* begin Input for this task *
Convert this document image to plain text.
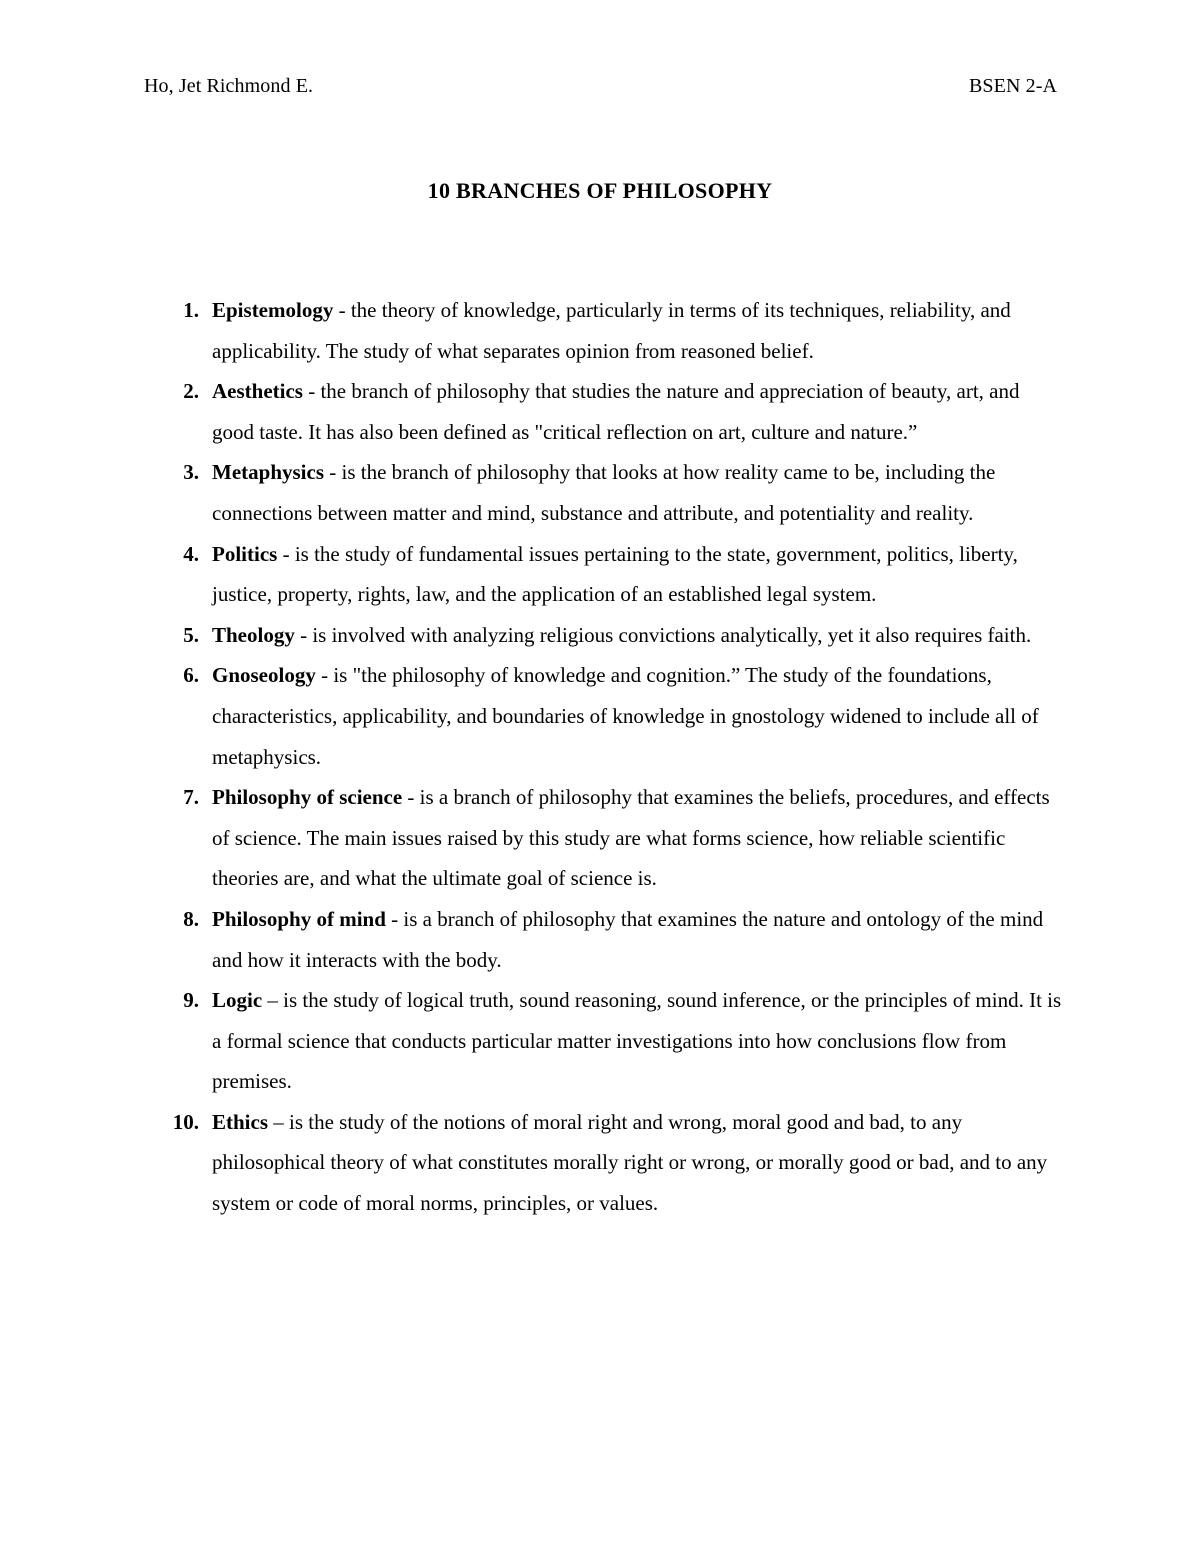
Ho, Jet Richmond E.	BSEN 2-A
10 BRANCHES OF PHILOSOPHY
1. Epistemology - the theory of knowledge, particularly in terms of its techniques, reliability, and applicability. The study of what separates opinion from reasoned belief.
2. Aesthetics - the branch of philosophy that studies the nature and appreciation of beauty, art, and good taste. It has also been defined as "critical reflection on art, culture and nature.”
3. Metaphysics - is the branch of philosophy that looks at how reality came to be, including the connections between matter and mind, substance and attribute, and potentiality and reality.
4. Politics - is the study of fundamental issues pertaining to the state, government, politics, liberty, justice, property, rights, law, and the application of an established legal system.
5. Theology - is involved with analyzing religious convictions analytically, yet it also requires faith.
6. Gnoseology - is "the philosophy of knowledge and cognition.” The study of the foundations, characteristics, applicability, and boundaries of knowledge in gnostology widened to include all of metaphysics.
7. Philosophy of science - is a branch of philosophy that examines the beliefs, procedures, and effects of science. The main issues raised by this study are what forms science, how reliable scientific theories are, and what the ultimate goal of science is.
8. Philosophy of mind - is a branch of philosophy that examines the nature and ontology of the mind and how it interacts with the body.
9. Logic – is the study of logical truth, sound reasoning, sound inference, or the principles of mind. It is a formal science that conducts particular matter investigations into how conclusions flow from premises.
10. Ethics – is the study of the notions of moral right and wrong, moral good and bad, to any philosophical theory of what constitutes morally right or wrong, or morally good or bad, and to any system or code of moral norms, principles, or values.
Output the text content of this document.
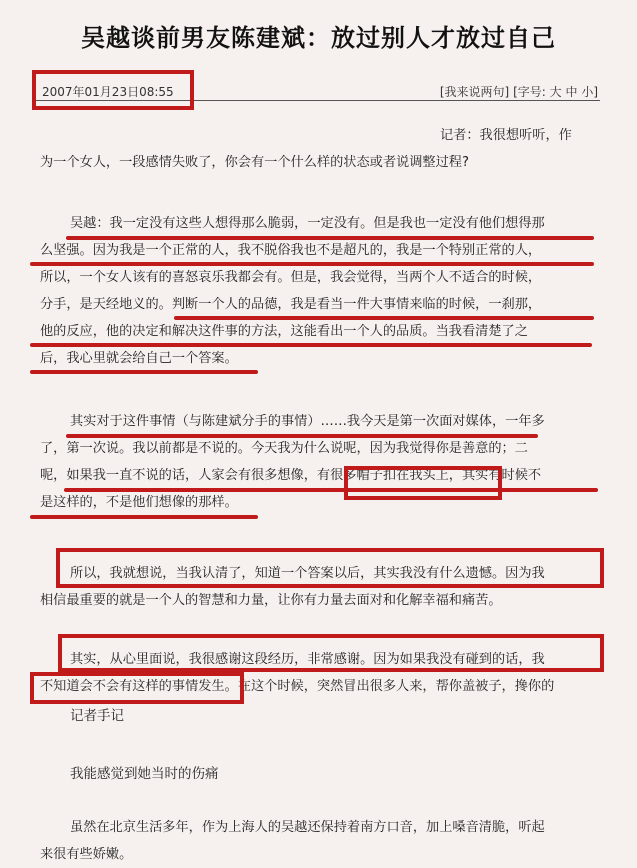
吴越谈前男友陈建斌：放过别人才放过自己
2007年01月23日08:55	[我来说两句] [字号: 大 中 小]
记者：我很想听听，作
为一个女人，一段感情失败了，你会有一个什么样的状态或者说调整过程?
吴越：我一定没有这些人想得那么脆弱，一定没有。但是我也一定没有他们想得那
么坚强。因为我是一个正常的人，我不脱俗我也不是超凡的，我是一个特别正常的人，
所以，一个女人该有的喜怒哀乐我都会有。但是，我会觉得，当两个人不适合的时候，
分手，是天经地义的。判断一个人的品德，我是看当一件大事情来临的时候，一刹那，
他的反应，他的决定和解决这件事的方法，这能看出一个人的品质。当我看清楚了之
后，我心里就会给自己一个答案。
其实对于这件事情（与陈建斌分手的事情）……我今天是第一次面对媒体，一年多
了，第一次说。我以前都是不说的。今天我为什么说呢，因为我觉得你是善意的；二
呢，如果我一直不说的话，人家会有很多想像，有很多帽子扣在我头上，其实有时候不
是这样的，不是他们想像的那样。
所以，我就想说，当我认清了，知道一个答案以后，其实我没有什么遗憾。因为我
相信最重要的就是一个人的智慧和力量，让你有力量去面对和化解幸福和痛苦。
其实，从心里面说，我很感谢这段经历，非常感谢。因为如果我没有碰到的话，我
不知道会不会有这样的事情发生。在这个时候，突然冒出很多人来，帮你盖被子，搀你的
记者手记
我能感觉到她当时的伤痛
虽然在北京生活多年，作为上海人的吴越还保持着南方口音，加上嗓音清脆，听起
来很有些娇嫩。
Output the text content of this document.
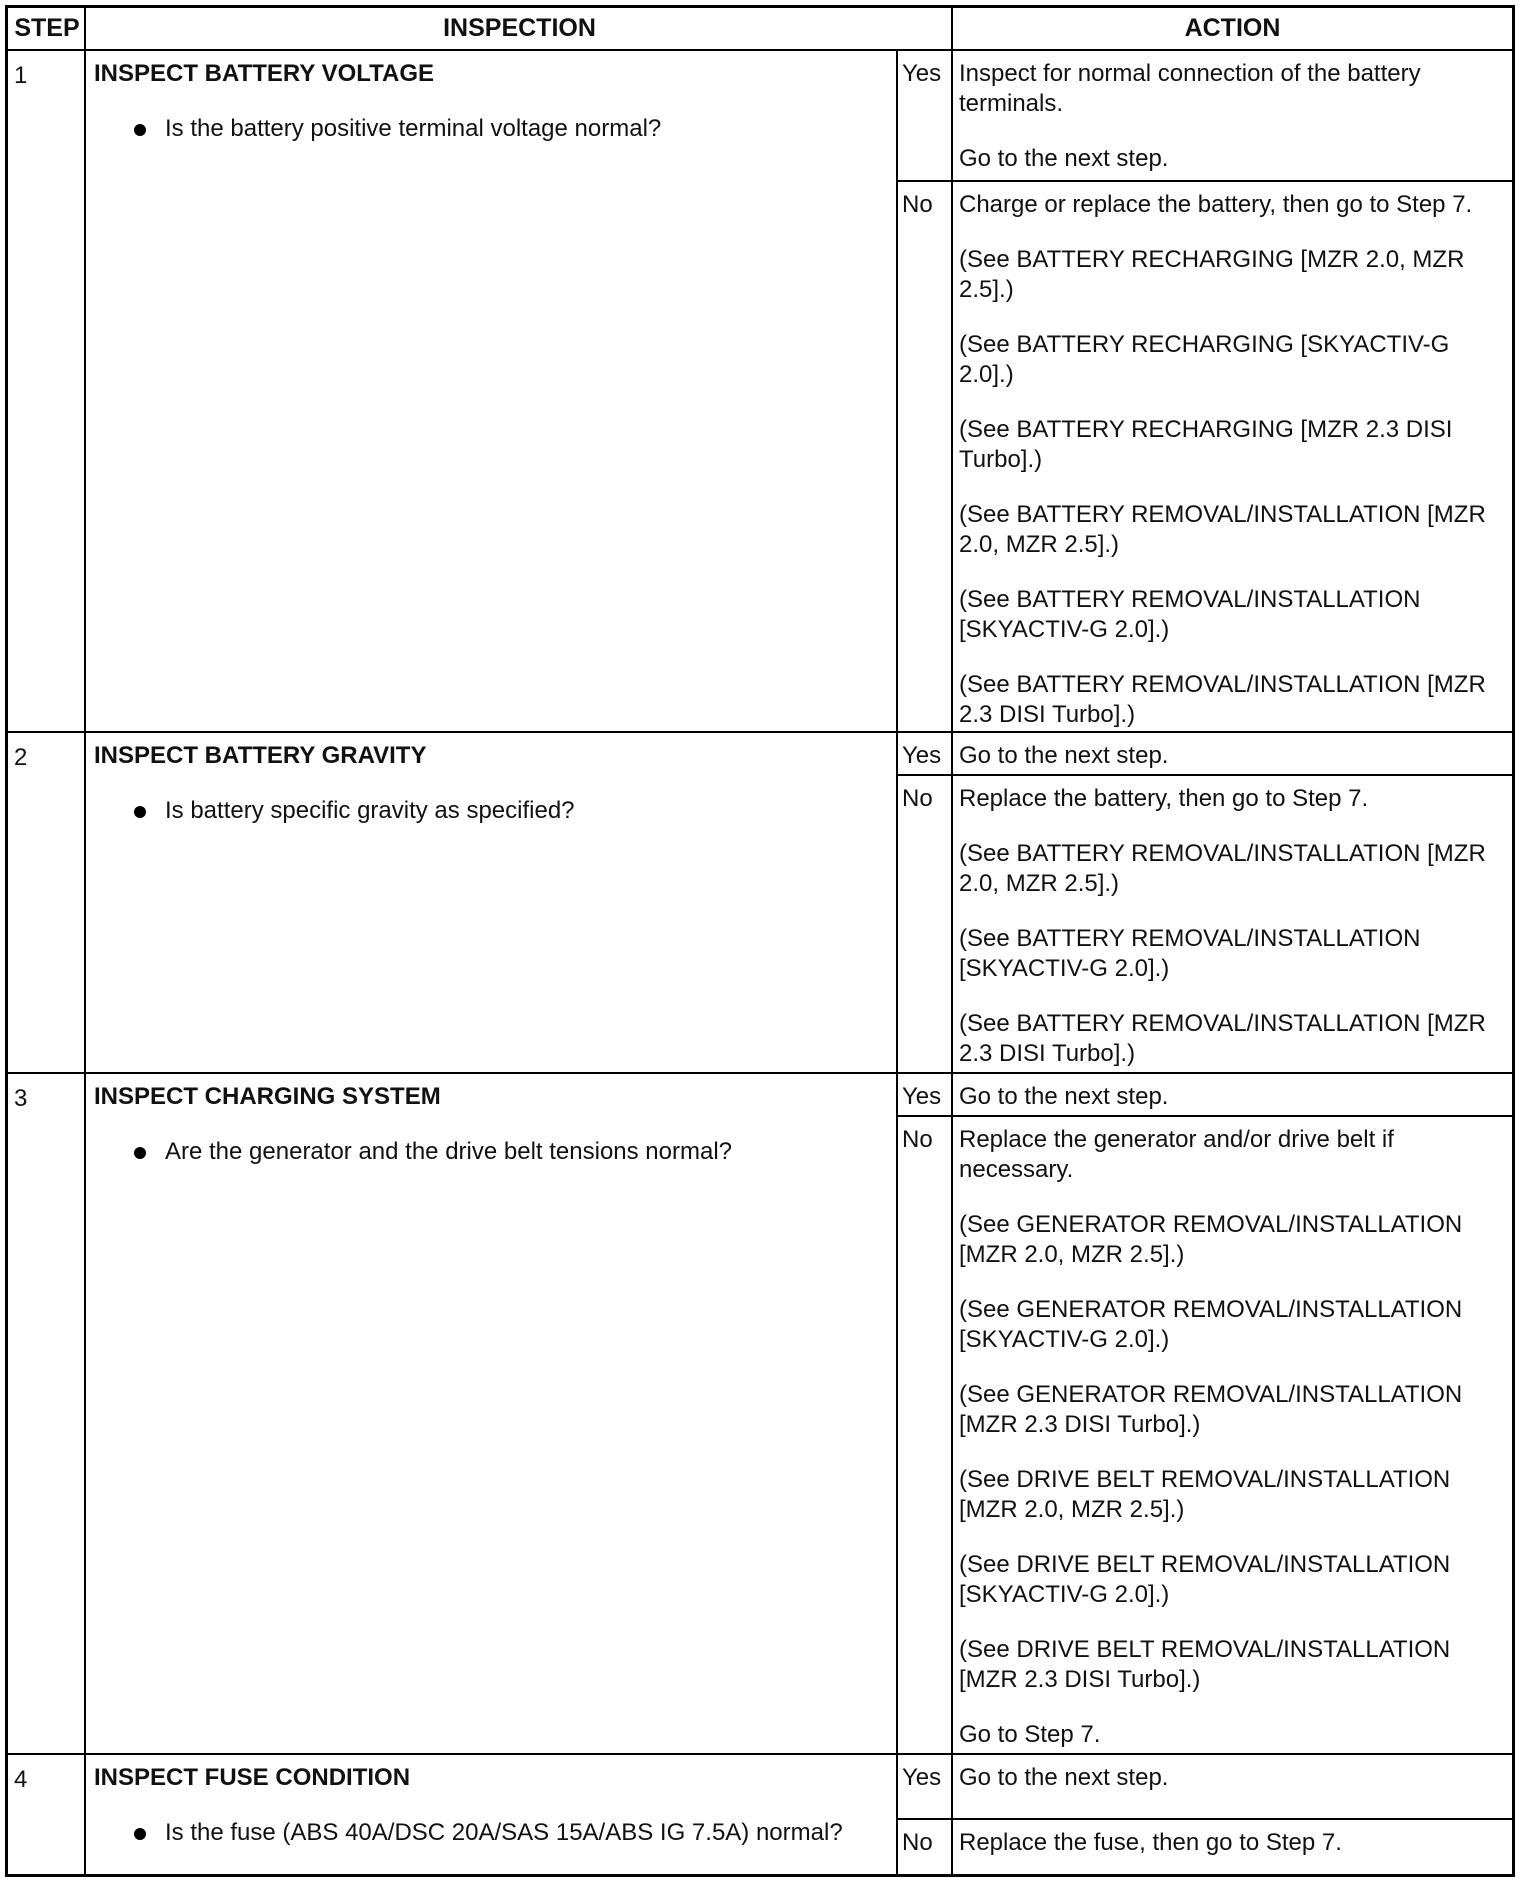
STEP	INSPECTION	ACTION
1	INSPECT BATTERY VOLTAGE

Is the battery positive terminal voltage normal?
Yes Inspect for normal connection of the battery terminals.

Go to the next step.

No	Charge or replace the battery, then go to Step 7.

(See BATTERY RECHARGING [MZR 2.0, MZR 2.5].)

(See BATTERY RECHARGING [SKYACTIV-G 2.0].)

(See BATTERY RECHARGING [MZR 2.3 DISI Turbo].)

(See BATTERY REMOVAL/INSTALLATION [MZR 2.0, MZR 2.5].)

(See BATTERY REMOVAL/INSTALLATION [SKYACTIV-G 2.0].)

(See BATTERY REMOVAL/INSTALLATION [MZR 2.3 DISI Turbo].)

2	INSPECT BATTERY GRAVITY

Is battery specific gravity as specified?
Yes Go to the next step.

No	Replace the battery, then go to Step 7.

(See BATTERY REMOVAL/INSTALLATION [MZR 2.0, MZR 2.5].)

(See BATTERY REMOVAL/INSTALLATION [SKYACTIV-G 2.0].)

(See BATTERY REMOVAL/INSTALLATION [MZR 2.3 DISI Turbo].)

3	INSPECT CHARGING SYSTEM

Are the generator and the drive belt tensions normal?
Yes Go to the next step.

No	Replace the generator and/or drive belt if necessary.

(See GENERATOR REMOVAL/INSTALLATION [MZR 2.0, MZR 2.5].)

(See GENERATOR REMOVAL/INSTALLATION [SKYACTIV-G 2.0].)

(See GENERATOR REMOVAL/INSTALLATION [MZR 2.3 DISI Turbo].)

(See DRIVE BELT REMOVAL/INSTALLATION [MZR 2.0, MZR 2.5].)

(See DRIVE BELT REMOVAL/INSTALLATION [SKYACTIV-G 2.0].)

(See DRIVE BELT REMOVAL/INSTALLATION [MZR 2.3 DISI Turbo].)

Go to Step 7.

4	INSPECT FUSE CONDITION

Is the fuse (ABS 40A/DSC 20A/SAS 15A/ABS IG 7.5A) normal?
Yes Go to the next step.

No	Replace the fuse, then go to Step 7.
* end Input for this task *
Repeat verbatim all the material, but not the pictures.

Convert this document image to plain text.
Ho, Jet Richmond E.	BSEN 2-A
10 BRANCHES OF PHILOSOPHY
1. Epistemology - the theory of knowledge, particularly in terms of its techniques, reliability, and applicability. The study of what separates opinion from reasoned belief.
2. Aesthetics - the branch of philosophy that studies the nature and appreciation of beauty, art, and good taste. It has also been defined as "critical reflection on art, culture and nature.”
3. Metaphysics - is the branch of philosophy that looks at how reality came to be, including the connections between matter and mind, substance and attribute, and potentiality and reality.
4. Politics - is the study of fundamental issues pertaining to the state, government, politics, liberty, justice, property, rights, law, and the application of an established legal system.
5. Theology - is involved with analyzing religious convictions analytically, yet it also requires faith.
6. Gnoseology - is "the philosophy of knowledge and cognition.” The study of the foundations, characteristics, applicability, and boundaries of knowledge in gnostology widened to include all of metaphysics.
7. Philosophy of science - is a branch of philosophy that examines the beliefs, procedures, and effects of science. The main issues raised by this study are what forms science, how reliable scientific theories are, and what the ultimate goal of science is.
8. Philosophy of mind - is a branch of philosophy that examines the nature and ontology of the mind and how it interacts with the body.
9. Logic – is the study of logical truth, sound reasoning, sound inference, or the principles of mind. It is a formal science that conducts particular matter investigations into how conclusions flow from premises.
10. Ethics – is the study of the notions of moral right and wrong, moral good and bad, to any philosophical theory of what constitutes morally right or wrong, or morally good or bad, and to any system or code of moral norms, principles, or values.
Output the text content of this document.
吴越谈前男友陈建斌：放过别人才放过自己
2007年01月23日08:55	[我来说两句] [字号: 大 中 小]
记者：我很想听听，作
为一个女人，一段感情失败了，你会有一个什么样的状态或者说调整过程?
吴越：我一定没有这些人想得那么脆弱，一定没有。但是我也一定没有他们想得那
么坚强。因为我是一个正常的人，我不脱俗我也不是超凡的，我是一个特别正常的人，
所以，一个女人该有的喜怒哀乐我都会有。但是，我会觉得，当两个人不适合的时候，
分手，是天经地义的。判断一个人的品德，我是看当一件大事情来临的时候，一刹那，
他的反应，他的决定和解决这件事的方法，这能看出一个人的品质。当我看清楚了之
后，我心里就会给自己一个答案。
其实对于这件事情（与陈建斌分手的事情）……我今天是第一次面对媒体，一年多
了，第一次说。我以前都是不说的。今天我为什么说呢，因为我觉得你是善意的；二
呢，如果我一直不说的话，人家会有很多想像，有很多帽子扣在我头上，其实有时候不
是这样的，不是他们想像的那样。
所以，我就想说，当我认清了，知道一个答案以后，其实我没有什么遗憾。因为我
相信最重要的就是一个人的智慧和力量，让你有力量去面对和化解幸福和痛苦。
其实，从心里面说，我很感谢这段经历，非常感谢。因为如果我没有碰到的话，我
不知道会不会有这样的事情发生。在这个时候，突然冒出很多人来，帮你盖被子，搀你的
记者手记
我能感觉到她当时的伤痛
虽然在北京生活多年，作为上海人的吴越还保持着南方口音，加上嗓音清脆，听起
来很有些娇嫩。
Output the text content of this document.
STEP	INSPECTION	ACTION
1	INSPECT BATTERY VOLTAGE

Is the battery positive terminal voltage normal?
Yes Inspect for normal connection of the battery terminals.

Go to the next step.

No	Charge or replace the battery, then go to Step 7.

(See BATTERY RECHARGING [MZR 2.0, MZR 2.5].)

(See BATTERY RECHARGING [SKYACTIV-G 2.0].)

(See BATTERY RECHARGING [MZR 2.3 DISI Turbo].)

(See BATTERY REMOVAL/INSTALLATION [MZR 2.0, MZR 2.5].)

(See BATTERY REMOVAL/INSTALLATION [SKYACTIV-G 2.0].)

(See BATTERY REMOVAL/INSTALLATION [MZR 2.3 DISI Turbo].)

2	INSPECT BATTERY GRAVITY

Is battery specific gravity as specified?
Yes Go to the next step.

No	Replace the battery, then go to Step 7.

(See BATTERY REMOVAL/INSTALLATION [MZR 2.0, MZR 2.5].)

(See BATTERY REMOVAL/INSTALLATION [SKYACTIV-G 2.0].)

(See BATTERY REMOVAL/INSTALLATION [MZR 2.3 DISI Turbo].)

3	INSPECT CHARGING SYSTEM

Are the generator and the drive belt tensions normal?
Yes Go to the next step.

No	Replace the generator and/or drive belt if necessary.

(See GENERATOR REMOVAL/INSTALLATION [MZR 2.0, MZR 2.5].)

(See GENERATOR REMOVAL/INSTALLATION [SKYACTIV-G 2.0].)

(See GENERATOR REMOVAL/INSTALLATION [MZR 2.3 DISI Turbo].)

(See DRIVE BELT REMOVAL/INSTALLATION [MZR 2.0, MZR 2.5].)

(See DRIVE BELT REMOVAL/INSTALLATION [SKYACTIV-G 2.0].)

(See DRIVE BELT REMOVAL/INSTALLATION [MZR 2.3 DISI Turbo].)

Go to Step 7.

4	INSPECT FUSE CONDITION

Is the fuse (ABS 40A/DSC 20A/SAS 15A/ABS IG 7.5A) normal?
Yes Go to the next step.

No	Replace the fuse, then go to Step 7.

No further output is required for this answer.